[Items from a figure collection]

----

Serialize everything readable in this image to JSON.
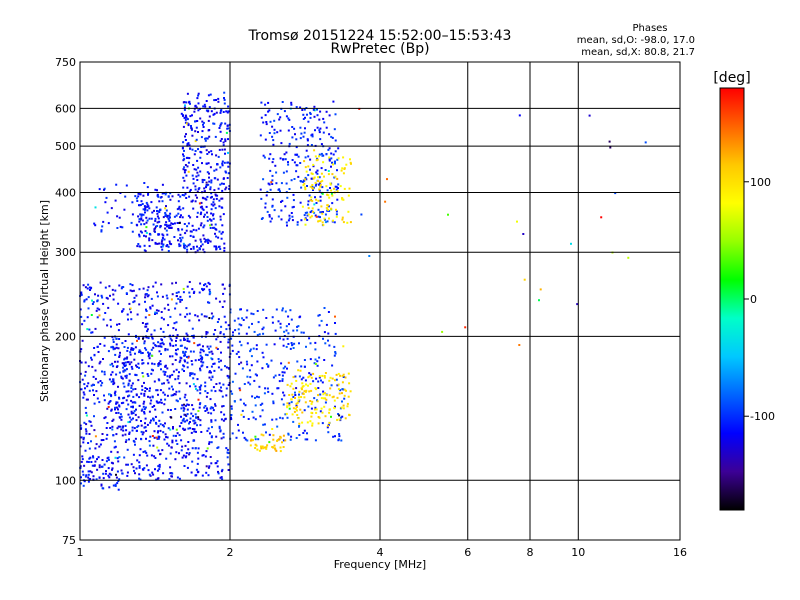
{
  "chart_data": {
    "type": "scatter",
    "title": "Tromsø 20151224 15:52:00–15:53:43",
    "subtitle": "RwPretec (Bp)",
    "xlabel": "Frequency [MHz]",
    "ylabel": "Stationary phase Virtual Height [km]",
    "x_scale": "log",
    "y_scale": "log",
    "xlim": [
      1,
      16
    ],
    "ylim": [
      75,
      750
    ],
    "x_ticks": [
      1,
      2,
      4,
      6,
      8,
      10,
      16
    ],
    "y_ticks": [
      75,
      100,
      200,
      300,
      400,
      500,
      600,
      750
    ],
    "grid": true,
    "stats": {
      "title": "Phases",
      "line_o": "mean, sd,O: -98.0, 17.0",
      "line_x": "mean, sd,X: 80.8, 21.7"
    },
    "colorbar": {
      "label": "[deg]",
      "range": [
        -180,
        180
      ],
      "ticks": [
        100,
        0,
        -100
      ],
      "colors": [
        "#000000",
        "#3c0096",
        "#0000ff",
        "#0064ff",
        "#00c8ff",
        "#00ffc8",
        "#00ff00",
        "#96ff00",
        "#ffff00",
        "#ffc800",
        "#ff6400",
        "#ff0000"
      ]
    },
    "clusters": [
      {
        "f": [
          1.3,
          1.95
        ],
        "h": [
          300,
          400
        ],
        "n": 320,
        "phase": -112
      },
      {
        "f": [
          1.6,
          2.0
        ],
        "h": [
          400,
          650
        ],
        "n": 260,
        "phase": -112
      },
      {
        "f": [
          1.05,
          1.5
        ],
        "h": [
          320,
          420
        ],
        "n": 60,
        "phase": -105
      },
      {
        "f": [
          2.3,
          3.3
        ],
        "h": [
          340,
          620
        ],
        "n": 300,
        "phase": -105
      },
      {
        "f": [
          2.8,
          3.5
        ],
        "h": [
          340,
          480
        ],
        "n": 110,
        "phase": 95
      },
      {
        "f": [
          1.0,
          2.0
        ],
        "h": [
          100,
          260
        ],
        "n": 900,
        "phase": -112
      },
      {
        "f": [
          1.15,
          1.85
        ],
        "h": [
          120,
          200
        ],
        "n": 300,
        "phase": -108
      },
      {
        "f": [
          2.0,
          3.4
        ],
        "h": [
          120,
          230
        ],
        "n": 320,
        "phase": -100
      },
      {
        "f": [
          2.6,
          3.5
        ],
        "h": [
          130,
          170
        ],
        "n": 140,
        "phase": 100
      },
      {
        "f": [
          2.2,
          2.6
        ],
        "h": [
          115,
          125
        ],
        "n": 40,
        "phase": 110
      },
      {
        "f": [
          1.0,
          1.2
        ],
        "h": [
          95,
          112
        ],
        "n": 60,
        "phase": -112
      },
      {
        "f": [
          3.3,
          16
        ],
        "h": [
          180,
          620
        ],
        "n": 26,
        "phase": 20,
        "spread": 180
      }
    ]
  }
}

----

#### OBJECTIVE:
Every line of the data should be copied as it stands, without the images.

#### COMPLETED TASK:
Serialize everything readable in this image to JSON.
{
  "chart_data": {
    "type": "scatter",
    "title": "Tromsø 20151224 15:52:00–15:53:43",
    "subtitle": "RwPretec (Bp)",
    "xlabel": "Frequency [MHz]",
    "ylabel": "Stationary phase Virtual Height [km]",
    "x_scale": "log",
    "y_scale": "log",
    "xlim": [
      1,
      16
    ],
    "ylim": [
      75,
      750
    ],
    "x_ticks": [
      1,
      2,
      4,
      6,
      8,
      10,
      16
    ],
    "y_ticks": [
      75,
      100,
      200,
      300,
      400,
      500,
      600,
      750
    ],
    "grid": true,
    "stats": {
      "title": "Phases",
      "line_o": "mean, sd,O: -98.0, 17.0",
      "line_x": "mean, sd,X: 80.8, 21.7"
    },
    "colorbar": {
      "label": "[deg]",
      "range": [
        -180,
        180
      ],
      "ticks": [
        100,
        0,
        -100
      ],
      "colors": [
        "#000000",
        "#3c0096",
        "#0000ff",
        "#0064ff",
        "#00c8ff",
        "#00ffc8",
        "#00ff00",
        "#96ff00",
        "#ffff00",
        "#ffc800",
        "#ff6400",
        "#ff0000"
      ]
    },
    "clusters": [
      {
        "f": [
          1.3,
          1.95
        ],
        "h": [
          300,
          400
        ],
        "n": 320,
        "phase": -112
      },
      {
        "f": [
          1.6,
          2.0
        ],
        "h": [
          400,
          650
        ],
        "n": 260,
        "phase": -112
      },
      {
        "f": [
          1.05,
          1.5
        ],
        "h": [
          320,
          420
        ],
        "n": 60,
        "phase": -105
      },
      {
        "f": [
          2.3,
          3.3
        ],
        "h": [
          340,
          620
        ],
        "n": 300,
        "phase": -105
      },
      {
        "f": [
          2.8,
          3.5
        ],
        "h": [
          340,
          480
        ],
        "n": 110,
        "phase": 95
      },
      {
        "f": [
          1.0,
          2.0
        ],
        "h": [
          100,
          260
        ],
        "n": 900,
        "phase": -112
      },
      {
        "f": [
          1.15,
          1.85
        ],
        "h": [
          120,
          200
        ],
        "n": 300,
        "phase": -108
      },
      {
        "f": [
          2.0,
          3.4
        ],
        "h": [
          120,
          230
        ],
        "n": 320,
        "phase": -100
      },
      {
        "f": [
          2.6,
          3.5
        ],
        "h": [
          130,
          170
        ],
        "n": 140,
        "phase": 100
      },
      {
        "f": [
          2.2,
          2.6
        ],
        "h": [
          115,
          125
        ],
        "n": 40,
        "phase": 110
      },
      {
        "f": [
          1.0,
          1.2
        ],
        "h": [
          95,
          112
        ],
        "n": 60,
        "phase": -112
      },
      {
        "f": [
          3.3,
          16
        ],
        "h": [
          180,
          620
        ],
        "n": 26,
        "phase": 20,
        "spread": 180
      }
    ]
  }
}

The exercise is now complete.